- Supplied data

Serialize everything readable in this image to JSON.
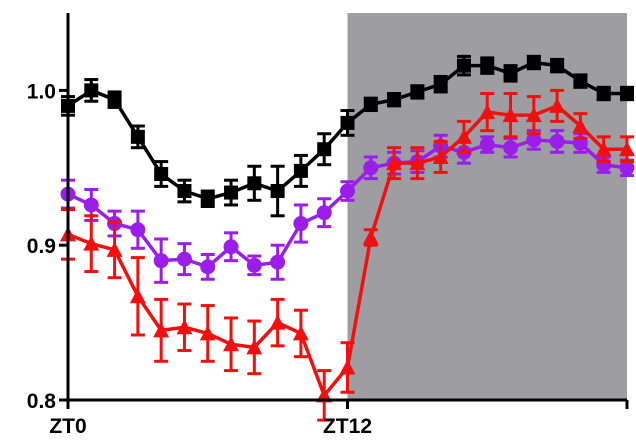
{
  "chart_data": {
    "type": "line",
    "title": "",
    "xlabel": "",
    "ylabel": "",
    "x_tick_labels": [
      {
        "x": 0,
        "label": "ZT0"
      },
      {
        "x": 12,
        "label": "ZT12"
      },
      {
        "x": 24,
        "label": ""
      }
    ],
    "y_tick_labels": [
      {
        "y": 1.0,
        "label": "1.0"
      },
      {
        "y": 0.9,
        "label": "0.9"
      },
      {
        "y": 0.8,
        "label": "0.8"
      }
    ],
    "xlim": [
      0,
      24
    ],
    "ylim": [
      0.8,
      1.05
    ],
    "dark_phase": {
      "from": 12,
      "to": 24,
      "color": "#9e9ea2"
    },
    "grid": false,
    "legend": "none",
    "series": [
      {
        "color": "#000000",
        "marker": "square",
        "x": [
          0,
          1,
          2,
          3,
          4,
          5,
          6,
          7,
          8,
          9,
          10,
          11,
          12,
          13,
          14,
          15,
          16,
          17,
          18,
          19,
          20,
          21,
          22,
          23,
          24
        ],
        "y": [
          0.99,
          1.0,
          0.994,
          0.97,
          0.946,
          0.935,
          0.93,
          0.934,
          0.94,
          0.935,
          0.948,
          0.962,
          0.979,
          0.991,
          0.994,
          0.999,
          1.004,
          1.016,
          1.016,
          1.011,
          1.018,
          1.016,
          1.006,
          0.998,
          0.998
        ],
        "err": [
          0.006,
          0.007,
          0.005,
          0.007,
          0.008,
          0.007,
          0.005,
          0.008,
          0.011,
          0.016,
          0.01,
          0.01,
          0.008,
          0.004,
          0.004,
          0.004,
          0.005,
          0.006,
          0.005,
          0.005,
          0.004,
          0.004,
          0.004,
          0.004,
          0.004
        ]
      },
      {
        "color": "#9b1ee8",
        "marker": "circle",
        "x": [
          0,
          1,
          2,
          3,
          4,
          5,
          6,
          7,
          8,
          9,
          10,
          11,
          12,
          13,
          14,
          15,
          16,
          17,
          18,
          19,
          20,
          21,
          22,
          23,
          24
        ],
        "y": [
          0.933,
          0.926,
          0.914,
          0.91,
          0.89,
          0.891,
          0.886,
          0.899,
          0.887,
          0.889,
          0.914,
          0.921,
          0.935,
          0.95,
          0.953,
          0.954,
          0.964,
          0.96,
          0.965,
          0.963,
          0.968,
          0.967,
          0.966,
          0.952,
          0.95
        ],
        "err": [
          0.009,
          0.01,
          0.008,
          0.012,
          0.014,
          0.01,
          0.008,
          0.009,
          0.006,
          0.011,
          0.012,
          0.009,
          0.006,
          0.007,
          0.007,
          0.007,
          0.007,
          0.007,
          0.005,
          0.006,
          0.006,
          0.007,
          0.006,
          0.005,
          0.005
        ]
      },
      {
        "color": "#f01010",
        "marker": "triangle",
        "x": [
          0,
          1,
          2,
          3,
          4,
          5,
          6,
          7,
          8,
          9,
          10,
          11,
          12,
          13,
          14,
          15,
          16,
          17,
          18,
          19,
          20,
          21,
          22,
          23,
          24
        ],
        "y": [
          0.907,
          0.901,
          0.897,
          0.867,
          0.845,
          0.847,
          0.843,
          0.836,
          0.834,
          0.85,
          0.843,
          0.803,
          0.821,
          0.905,
          0.953,
          0.953,
          0.957,
          0.97,
          0.986,
          0.984,
          0.984,
          0.99,
          0.977,
          0.962,
          0.962
        ],
        "err": [
          0.016,
          0.018,
          0.018,
          0.025,
          0.02,
          0.015,
          0.018,
          0.017,
          0.017,
          0.015,
          0.015,
          0.016,
          0.016,
          0.005,
          0.01,
          0.01,
          0.01,
          0.01,
          0.012,
          0.014,
          0.012,
          0.01,
          0.008,
          0.008,
          0.008
        ]
      }
    ]
  }
}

- Challenge
Restate each line of the records exactly; pictures do not belong in the copy.

- Task output
Serialize everything readable in this image to JSON.
{
  "chart_data": {
    "type": "line",
    "title": "",
    "xlabel": "",
    "ylabel": "",
    "x_tick_labels": [
      {
        "x": 0,
        "label": "ZT0"
      },
      {
        "x": 12,
        "label": "ZT12"
      },
      {
        "x": 24,
        "label": ""
      }
    ],
    "y_tick_labels": [
      {
        "y": 1.0,
        "label": "1.0"
      },
      {
        "y": 0.9,
        "label": "0.9"
      },
      {
        "y": 0.8,
        "label": "0.8"
      }
    ],
    "xlim": [
      0,
      24
    ],
    "ylim": [
      0.8,
      1.05
    ],
    "dark_phase": {
      "from": 12,
      "to": 24,
      "color": "#9e9ea2"
    },
    "grid": false,
    "legend": "none",
    "series": [
      {
        "color": "#000000",
        "marker": "square",
        "x": [
          0,
          1,
          2,
          3,
          4,
          5,
          6,
          7,
          8,
          9,
          10,
          11,
          12,
          13,
          14,
          15,
          16,
          17,
          18,
          19,
          20,
          21,
          22,
          23,
          24
        ],
        "y": [
          0.99,
          1.0,
          0.994,
          0.97,
          0.946,
          0.935,
          0.93,
          0.934,
          0.94,
          0.935,
          0.948,
          0.962,
          0.979,
          0.991,
          0.994,
          0.999,
          1.004,
          1.016,
          1.016,
          1.011,
          1.018,
          1.016,
          1.006,
          0.998,
          0.998
        ],
        "err": [
          0.006,
          0.007,
          0.005,
          0.007,
          0.008,
          0.007,
          0.005,
          0.008,
          0.011,
          0.016,
          0.01,
          0.01,
          0.008,
          0.004,
          0.004,
          0.004,
          0.005,
          0.006,
          0.005,
          0.005,
          0.004,
          0.004,
          0.004,
          0.004,
          0.004
        ]
      },
      {
        "color": "#9b1ee8",
        "marker": "circle",
        "x": [
          0,
          1,
          2,
          3,
          4,
          5,
          6,
          7,
          8,
          9,
          10,
          11,
          12,
          13,
          14,
          15,
          16,
          17,
          18,
          19,
          20,
          21,
          22,
          23,
          24
        ],
        "y": [
          0.933,
          0.926,
          0.914,
          0.91,
          0.89,
          0.891,
          0.886,
          0.899,
          0.887,
          0.889,
          0.914,
          0.921,
          0.935,
          0.95,
          0.953,
          0.954,
          0.964,
          0.96,
          0.965,
          0.963,
          0.968,
          0.967,
          0.966,
          0.952,
          0.95
        ],
        "err": [
          0.009,
          0.01,
          0.008,
          0.012,
          0.014,
          0.01,
          0.008,
          0.009,
          0.006,
          0.011,
          0.012,
          0.009,
          0.006,
          0.007,
          0.007,
          0.007,
          0.007,
          0.007,
          0.005,
          0.006,
          0.006,
          0.007,
          0.006,
          0.005,
          0.005
        ]
      },
      {
        "color": "#f01010",
        "marker": "triangle",
        "x": [
          0,
          1,
          2,
          3,
          4,
          5,
          6,
          7,
          8,
          9,
          10,
          11,
          12,
          13,
          14,
          15,
          16,
          17,
          18,
          19,
          20,
          21,
          22,
          23,
          24
        ],
        "y": [
          0.907,
          0.901,
          0.897,
          0.867,
          0.845,
          0.847,
          0.843,
          0.836,
          0.834,
          0.85,
          0.843,
          0.803,
          0.821,
          0.905,
          0.953,
          0.953,
          0.957,
          0.97,
          0.986,
          0.984,
          0.984,
          0.99,
          0.977,
          0.962,
          0.962
        ],
        "err": [
          0.016,
          0.018,
          0.018,
          0.025,
          0.02,
          0.015,
          0.018,
          0.017,
          0.017,
          0.015,
          0.015,
          0.016,
          0.016,
          0.005,
          0.01,
          0.01,
          0.01,
          0.01,
          0.012,
          0.014,
          0.012,
          0.01,
          0.008,
          0.008,
          0.008
        ]
      }
    ]
  }
}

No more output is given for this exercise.